WHAT YOU WILL DO: Will you extract the entries word for word? Images should not appear in the copy.

EXERCISE INPUTS:

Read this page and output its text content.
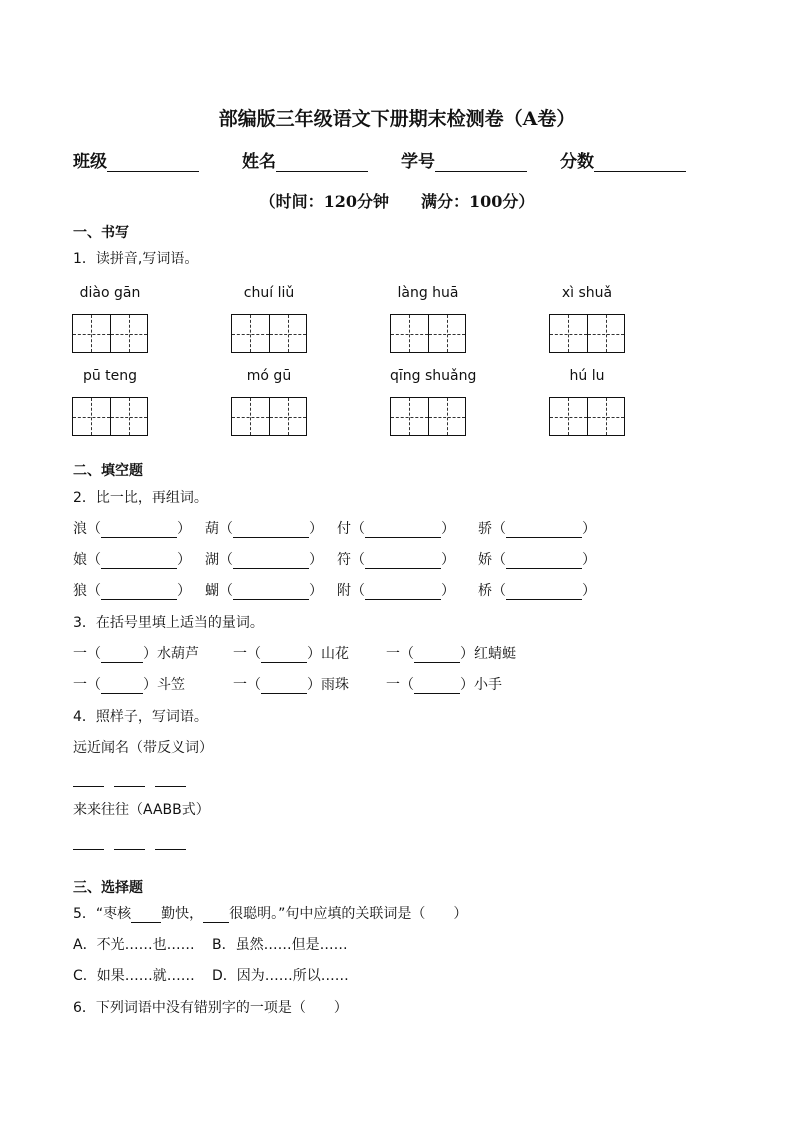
部编版三年级语文下册期末检测卷（A卷）
班级	姓名	学号	分数
（时间：120分钟　　满分：100分）
一、书写
1．读拼音,写词语。
diào gān	chuí liǔ	làng huā	xì shuǎ
pū teng	mó gū	qīng shuǎng	hú lu
二、填空题
2．比一比，再组词。
浪（	） 葫（	） 付（	） 骄（	）
娘（	） 湖（	） 符（	） 娇（	）
狼（	） 蝴（	） 附（	） 桥（	）
3．在括号里填上适当的量词。
一（	）水葫芦 一（	）山花	一（	）红蜻蜓
一（	）斗笠	一（	）雨珠	一（	）小手
4．照样子，写词语。
远近闻名（带反义词）
来来往往（AABB式）
三、选择题
5．“枣核 勤快， 很聪明。”句中应填的关联词是（　　）
A．不光……也…… B．虽然……但是……
C．如果……就…… D．因为……所以……
6．下列词语中没有错别字的一项是（　　）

RESULT OF THE EXERCISE:
Read this page and output its text content.
部编版三年级语文下册期末检测卷（A卷）
班级	姓名	学号	分数
（时间：120分钟　　满分：100分）
一、书写
1．读拼音,写词语。
diào gān	chuí liǔ	làng huā	xì shuǎ
pū teng	mó gū	qīng shuǎng	hú lu
二、填空题
2．比一比，再组词。
浪（	） 葫（	） 付（	） 骄（	）
娘（	） 湖（	） 符（	） 娇（	）
狼（	） 蝴（	） 附（	） 桥（	）
3．在括号里填上适当的量词。
一（	）水葫芦 一（	）山花	一（	）红蜻蜓
一（	）斗笠	一（	）雨珠	一（	）小手
4．照样子，写词语。
远近闻名（带反义词）
来来往往（AABB式）
三、选择题
5．“枣核 勤快， 很聪明。”句中应填的关联词是（　　）
A．不光……也…… B．虽然……但是……
C．如果……就…… D．因为……所以……
6．下列词语中没有错别字的一项是（　　）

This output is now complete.